## Start

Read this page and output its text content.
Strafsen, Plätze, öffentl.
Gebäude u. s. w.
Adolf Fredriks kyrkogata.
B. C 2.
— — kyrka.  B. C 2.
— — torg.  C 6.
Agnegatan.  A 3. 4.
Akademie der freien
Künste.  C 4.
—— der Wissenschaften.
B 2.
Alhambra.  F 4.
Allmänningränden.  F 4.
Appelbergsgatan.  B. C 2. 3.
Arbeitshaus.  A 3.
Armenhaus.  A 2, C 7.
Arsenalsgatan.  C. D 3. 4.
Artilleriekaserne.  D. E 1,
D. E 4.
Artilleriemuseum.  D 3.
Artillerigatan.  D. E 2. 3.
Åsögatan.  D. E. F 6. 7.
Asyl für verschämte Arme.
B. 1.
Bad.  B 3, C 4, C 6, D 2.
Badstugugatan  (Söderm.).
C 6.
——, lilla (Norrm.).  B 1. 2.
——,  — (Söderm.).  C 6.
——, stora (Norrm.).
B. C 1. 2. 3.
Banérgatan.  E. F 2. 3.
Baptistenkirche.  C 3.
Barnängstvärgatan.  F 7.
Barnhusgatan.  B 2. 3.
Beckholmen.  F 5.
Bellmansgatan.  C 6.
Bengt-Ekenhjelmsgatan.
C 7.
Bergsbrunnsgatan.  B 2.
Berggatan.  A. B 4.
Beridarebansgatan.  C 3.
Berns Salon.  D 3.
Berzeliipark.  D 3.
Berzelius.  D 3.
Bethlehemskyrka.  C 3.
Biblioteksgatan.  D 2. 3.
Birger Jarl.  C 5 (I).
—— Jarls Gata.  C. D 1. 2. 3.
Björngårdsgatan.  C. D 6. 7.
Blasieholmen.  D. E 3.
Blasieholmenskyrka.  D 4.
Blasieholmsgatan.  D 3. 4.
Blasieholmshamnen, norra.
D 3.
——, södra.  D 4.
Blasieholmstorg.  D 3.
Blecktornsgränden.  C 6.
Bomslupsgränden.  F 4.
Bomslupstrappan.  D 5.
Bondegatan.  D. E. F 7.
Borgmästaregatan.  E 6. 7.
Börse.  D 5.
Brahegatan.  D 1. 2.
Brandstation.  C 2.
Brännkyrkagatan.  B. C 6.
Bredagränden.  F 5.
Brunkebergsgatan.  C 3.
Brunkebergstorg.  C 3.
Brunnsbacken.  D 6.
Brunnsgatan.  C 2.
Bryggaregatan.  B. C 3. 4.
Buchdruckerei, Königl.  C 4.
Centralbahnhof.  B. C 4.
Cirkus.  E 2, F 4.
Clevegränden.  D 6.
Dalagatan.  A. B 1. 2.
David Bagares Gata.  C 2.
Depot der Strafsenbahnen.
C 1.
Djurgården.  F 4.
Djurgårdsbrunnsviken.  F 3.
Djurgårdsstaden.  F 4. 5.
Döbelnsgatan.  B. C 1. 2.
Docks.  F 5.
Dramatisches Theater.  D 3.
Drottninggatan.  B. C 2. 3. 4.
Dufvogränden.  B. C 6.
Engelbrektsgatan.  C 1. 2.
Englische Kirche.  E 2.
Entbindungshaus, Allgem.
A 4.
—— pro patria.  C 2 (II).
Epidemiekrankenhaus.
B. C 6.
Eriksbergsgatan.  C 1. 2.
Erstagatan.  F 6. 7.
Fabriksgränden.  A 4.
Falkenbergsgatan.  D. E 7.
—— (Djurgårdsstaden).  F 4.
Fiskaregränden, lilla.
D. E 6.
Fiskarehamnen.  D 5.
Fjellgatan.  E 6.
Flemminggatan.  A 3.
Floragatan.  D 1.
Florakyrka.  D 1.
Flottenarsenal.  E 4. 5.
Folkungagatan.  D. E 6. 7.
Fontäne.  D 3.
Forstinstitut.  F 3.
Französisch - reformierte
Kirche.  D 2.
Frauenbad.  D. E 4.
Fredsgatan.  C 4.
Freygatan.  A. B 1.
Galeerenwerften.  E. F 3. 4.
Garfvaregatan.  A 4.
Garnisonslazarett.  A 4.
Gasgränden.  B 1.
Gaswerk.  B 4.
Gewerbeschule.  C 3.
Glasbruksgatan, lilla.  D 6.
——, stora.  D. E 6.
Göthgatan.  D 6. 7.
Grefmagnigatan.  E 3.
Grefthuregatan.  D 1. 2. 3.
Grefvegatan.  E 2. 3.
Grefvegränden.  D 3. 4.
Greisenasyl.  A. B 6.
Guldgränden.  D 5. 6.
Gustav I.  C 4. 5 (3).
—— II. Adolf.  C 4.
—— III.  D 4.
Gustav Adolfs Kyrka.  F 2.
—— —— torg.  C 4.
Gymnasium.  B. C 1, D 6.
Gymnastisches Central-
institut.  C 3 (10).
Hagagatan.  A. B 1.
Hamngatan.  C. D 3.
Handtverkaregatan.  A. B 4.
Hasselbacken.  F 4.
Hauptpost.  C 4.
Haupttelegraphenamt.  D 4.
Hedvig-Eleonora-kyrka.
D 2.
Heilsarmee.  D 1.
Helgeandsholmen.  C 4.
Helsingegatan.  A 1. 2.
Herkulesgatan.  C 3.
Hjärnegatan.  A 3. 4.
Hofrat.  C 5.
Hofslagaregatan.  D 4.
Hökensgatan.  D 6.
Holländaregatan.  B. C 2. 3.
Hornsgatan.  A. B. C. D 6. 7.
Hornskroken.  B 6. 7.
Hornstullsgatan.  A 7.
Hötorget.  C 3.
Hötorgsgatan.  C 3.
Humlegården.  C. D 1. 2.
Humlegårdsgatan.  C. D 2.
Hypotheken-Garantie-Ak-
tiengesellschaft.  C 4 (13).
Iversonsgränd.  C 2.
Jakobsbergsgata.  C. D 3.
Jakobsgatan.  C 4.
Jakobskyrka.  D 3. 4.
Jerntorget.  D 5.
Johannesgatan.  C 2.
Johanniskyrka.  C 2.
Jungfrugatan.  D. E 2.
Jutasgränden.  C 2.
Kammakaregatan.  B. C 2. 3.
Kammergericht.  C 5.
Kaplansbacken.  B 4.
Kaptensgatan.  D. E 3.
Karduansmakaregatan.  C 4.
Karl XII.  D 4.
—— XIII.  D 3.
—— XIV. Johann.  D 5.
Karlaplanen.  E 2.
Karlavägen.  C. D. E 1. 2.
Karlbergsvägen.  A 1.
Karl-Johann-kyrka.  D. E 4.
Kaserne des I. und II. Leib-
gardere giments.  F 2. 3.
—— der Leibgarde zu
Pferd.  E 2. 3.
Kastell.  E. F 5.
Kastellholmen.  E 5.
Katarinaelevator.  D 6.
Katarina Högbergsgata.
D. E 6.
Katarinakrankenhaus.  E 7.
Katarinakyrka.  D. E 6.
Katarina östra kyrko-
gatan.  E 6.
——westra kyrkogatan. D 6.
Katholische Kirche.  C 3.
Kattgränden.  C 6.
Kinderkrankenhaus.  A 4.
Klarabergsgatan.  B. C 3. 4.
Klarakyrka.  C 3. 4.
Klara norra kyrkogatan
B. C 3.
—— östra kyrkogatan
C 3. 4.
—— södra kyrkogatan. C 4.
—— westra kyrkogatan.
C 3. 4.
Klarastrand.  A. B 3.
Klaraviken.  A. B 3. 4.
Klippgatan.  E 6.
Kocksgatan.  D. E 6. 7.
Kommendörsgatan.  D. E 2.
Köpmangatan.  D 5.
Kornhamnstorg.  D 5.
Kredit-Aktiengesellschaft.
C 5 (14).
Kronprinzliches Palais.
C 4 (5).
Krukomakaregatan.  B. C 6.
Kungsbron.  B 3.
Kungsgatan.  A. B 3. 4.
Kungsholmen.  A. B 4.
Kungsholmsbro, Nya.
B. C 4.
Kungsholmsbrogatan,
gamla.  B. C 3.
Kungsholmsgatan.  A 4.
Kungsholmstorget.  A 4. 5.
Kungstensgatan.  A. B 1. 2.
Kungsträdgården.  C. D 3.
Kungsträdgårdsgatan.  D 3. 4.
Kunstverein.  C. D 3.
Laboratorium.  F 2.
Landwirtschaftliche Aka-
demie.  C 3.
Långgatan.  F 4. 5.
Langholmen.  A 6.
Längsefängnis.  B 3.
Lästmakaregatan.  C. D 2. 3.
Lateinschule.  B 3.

## End

*Required work*.
Write down only how many lines in the listing contain the word "norra".

*Exercise response*.
2